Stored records
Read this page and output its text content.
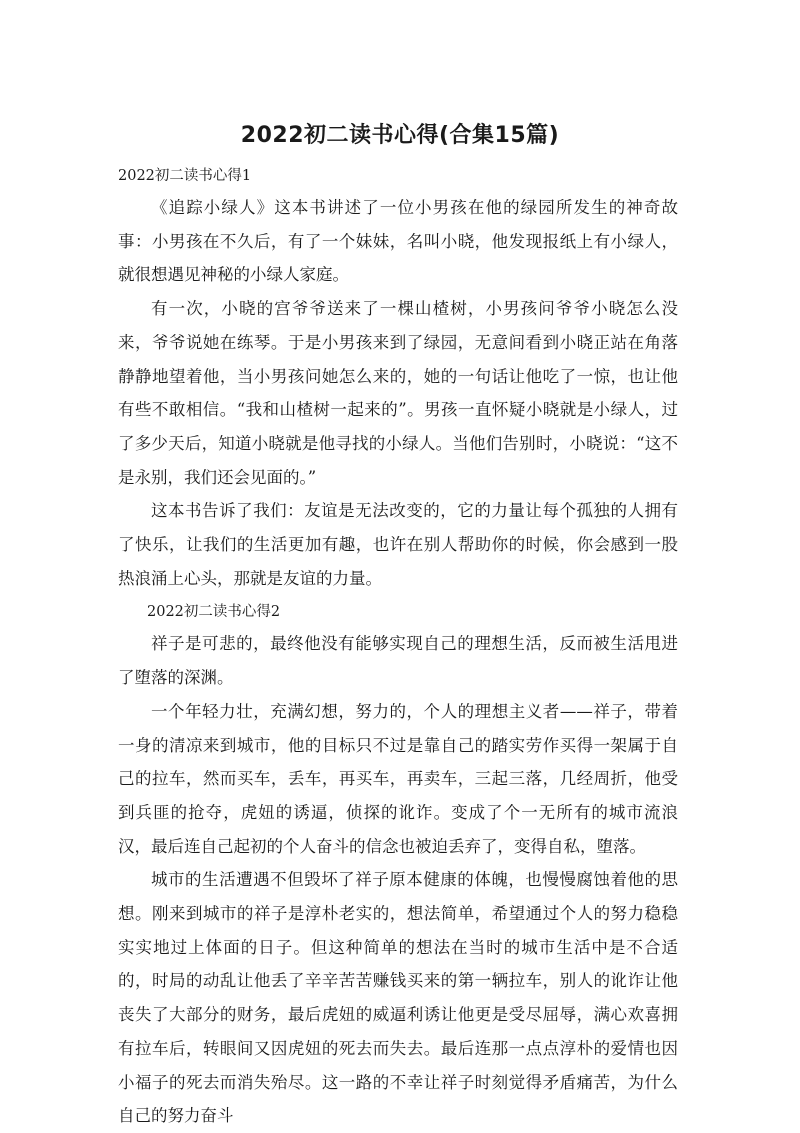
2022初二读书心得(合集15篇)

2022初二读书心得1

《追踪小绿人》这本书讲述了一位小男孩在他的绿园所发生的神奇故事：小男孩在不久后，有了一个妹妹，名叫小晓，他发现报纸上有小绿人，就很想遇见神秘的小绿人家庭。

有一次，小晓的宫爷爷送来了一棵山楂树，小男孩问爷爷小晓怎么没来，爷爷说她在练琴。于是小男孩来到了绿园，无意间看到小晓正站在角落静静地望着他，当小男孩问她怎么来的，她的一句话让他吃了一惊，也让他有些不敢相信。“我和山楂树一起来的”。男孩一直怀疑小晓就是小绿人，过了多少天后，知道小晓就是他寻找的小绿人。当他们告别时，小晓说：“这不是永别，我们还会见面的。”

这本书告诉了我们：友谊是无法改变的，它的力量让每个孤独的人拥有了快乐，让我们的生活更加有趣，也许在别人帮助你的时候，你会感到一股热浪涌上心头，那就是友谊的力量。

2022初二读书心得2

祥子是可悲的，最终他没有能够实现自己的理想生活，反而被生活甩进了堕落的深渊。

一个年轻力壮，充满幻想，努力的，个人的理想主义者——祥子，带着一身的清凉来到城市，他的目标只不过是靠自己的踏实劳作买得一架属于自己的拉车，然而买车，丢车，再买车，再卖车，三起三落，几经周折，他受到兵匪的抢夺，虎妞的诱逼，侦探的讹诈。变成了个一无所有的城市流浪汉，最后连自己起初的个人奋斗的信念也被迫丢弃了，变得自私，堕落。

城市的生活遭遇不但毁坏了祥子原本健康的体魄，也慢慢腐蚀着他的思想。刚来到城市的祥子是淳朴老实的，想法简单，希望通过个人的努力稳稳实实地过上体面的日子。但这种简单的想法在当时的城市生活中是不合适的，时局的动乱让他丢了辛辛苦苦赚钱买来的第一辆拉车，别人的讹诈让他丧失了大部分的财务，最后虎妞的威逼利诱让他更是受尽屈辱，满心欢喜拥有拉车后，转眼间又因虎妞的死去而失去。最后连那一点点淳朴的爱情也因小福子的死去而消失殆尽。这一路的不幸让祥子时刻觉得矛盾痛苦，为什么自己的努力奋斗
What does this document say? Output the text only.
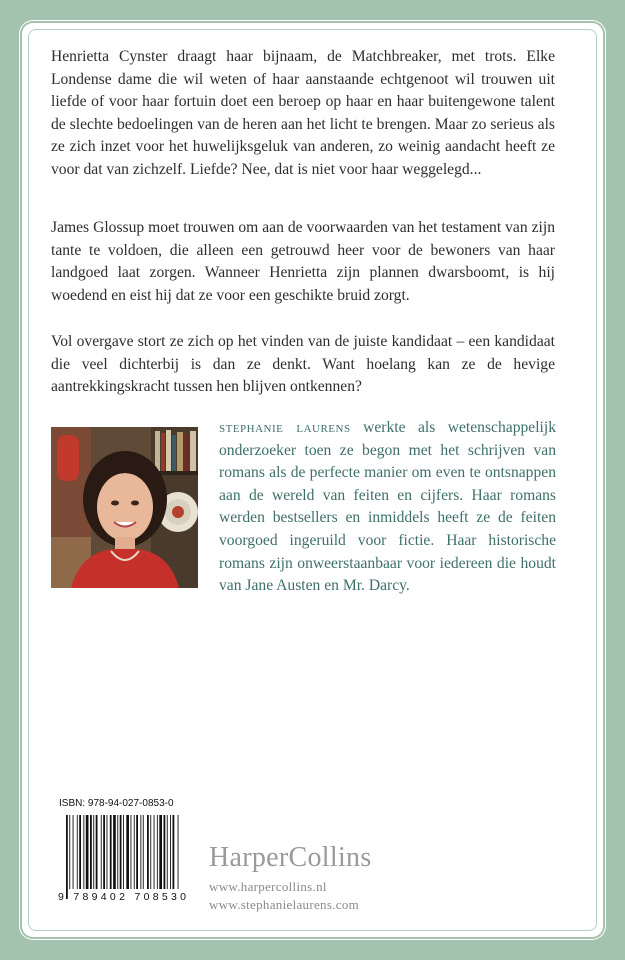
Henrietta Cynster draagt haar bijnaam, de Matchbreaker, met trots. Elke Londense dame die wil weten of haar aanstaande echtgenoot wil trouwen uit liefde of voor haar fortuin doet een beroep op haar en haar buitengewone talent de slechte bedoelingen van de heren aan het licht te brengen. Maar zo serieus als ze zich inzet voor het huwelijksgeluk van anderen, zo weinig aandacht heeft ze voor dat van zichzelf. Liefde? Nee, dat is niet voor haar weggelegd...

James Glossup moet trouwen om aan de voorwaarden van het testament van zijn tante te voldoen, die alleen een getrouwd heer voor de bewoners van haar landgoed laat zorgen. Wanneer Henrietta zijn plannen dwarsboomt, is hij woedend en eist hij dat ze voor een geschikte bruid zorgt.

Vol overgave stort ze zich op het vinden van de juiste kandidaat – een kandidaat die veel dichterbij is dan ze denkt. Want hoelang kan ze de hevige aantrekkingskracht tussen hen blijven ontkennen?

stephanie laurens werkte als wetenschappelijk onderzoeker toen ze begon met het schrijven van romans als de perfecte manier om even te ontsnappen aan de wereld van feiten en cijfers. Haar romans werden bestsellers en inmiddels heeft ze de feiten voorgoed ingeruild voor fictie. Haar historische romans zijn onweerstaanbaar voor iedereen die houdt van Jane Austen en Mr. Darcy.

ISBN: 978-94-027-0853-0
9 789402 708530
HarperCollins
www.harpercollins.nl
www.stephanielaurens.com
--
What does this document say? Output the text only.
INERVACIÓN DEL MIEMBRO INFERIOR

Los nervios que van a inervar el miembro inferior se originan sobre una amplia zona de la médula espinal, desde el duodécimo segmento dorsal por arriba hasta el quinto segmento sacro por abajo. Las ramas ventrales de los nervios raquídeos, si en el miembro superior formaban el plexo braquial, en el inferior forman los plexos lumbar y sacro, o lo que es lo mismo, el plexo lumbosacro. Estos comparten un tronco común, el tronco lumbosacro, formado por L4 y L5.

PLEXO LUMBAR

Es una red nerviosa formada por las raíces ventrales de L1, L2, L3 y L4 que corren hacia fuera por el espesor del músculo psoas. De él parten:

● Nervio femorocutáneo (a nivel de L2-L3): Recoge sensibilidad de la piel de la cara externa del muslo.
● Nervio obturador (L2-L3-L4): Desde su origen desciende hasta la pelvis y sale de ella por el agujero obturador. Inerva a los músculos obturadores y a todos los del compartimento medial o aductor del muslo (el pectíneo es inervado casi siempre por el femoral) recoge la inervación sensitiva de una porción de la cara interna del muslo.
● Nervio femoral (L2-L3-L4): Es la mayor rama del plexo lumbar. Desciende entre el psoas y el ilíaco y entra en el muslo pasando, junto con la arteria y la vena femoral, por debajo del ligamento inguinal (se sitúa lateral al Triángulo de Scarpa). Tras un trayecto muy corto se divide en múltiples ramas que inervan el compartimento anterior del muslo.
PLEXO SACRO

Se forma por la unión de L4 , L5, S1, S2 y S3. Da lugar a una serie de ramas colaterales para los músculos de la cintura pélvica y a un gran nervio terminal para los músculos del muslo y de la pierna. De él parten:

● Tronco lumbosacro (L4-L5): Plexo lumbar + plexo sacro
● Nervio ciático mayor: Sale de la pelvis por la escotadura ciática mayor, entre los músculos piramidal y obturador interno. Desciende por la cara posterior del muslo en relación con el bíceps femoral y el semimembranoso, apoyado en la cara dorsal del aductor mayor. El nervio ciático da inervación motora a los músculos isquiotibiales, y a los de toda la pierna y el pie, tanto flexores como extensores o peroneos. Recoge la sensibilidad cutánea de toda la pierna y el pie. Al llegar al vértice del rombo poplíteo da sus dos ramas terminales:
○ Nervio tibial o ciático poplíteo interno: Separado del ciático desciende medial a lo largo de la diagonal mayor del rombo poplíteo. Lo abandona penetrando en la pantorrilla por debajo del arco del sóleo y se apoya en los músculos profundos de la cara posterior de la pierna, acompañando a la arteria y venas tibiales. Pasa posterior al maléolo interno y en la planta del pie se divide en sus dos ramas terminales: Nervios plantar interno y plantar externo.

→ **DIRECTIONS FOR THIS TASK**
Scan the listing above and identify each line holding the string "compartimento"; copy every such line.

→ **WRITTEN RESPONSE**
● Nervio obturador (L2-L3-L4): Desde su origen desciende hasta la pelvis y sale de ella por el agujero obturador. Inerva a los músculos obturadores y a todos los del compartimento medial o aductor del muslo (el pectíneo es inervado casi siempre por el femoral) recoge la inervación sensitiva de una porción de la cara interna del muslo.
● Nervio femoral (L2-L3-L4): Es la mayor rama del plexo lumbar. Desciende entre el psoas y el ilíaco y entra en el muslo pasando, junto con la arteria y la vena femoral, por debajo del ligamento inguinal (se sitúa lateral al Triángulo de Scarpa). Tras un trayecto muy corto se divide en múltiples ramas que inervan el compartimento anterior del muslo.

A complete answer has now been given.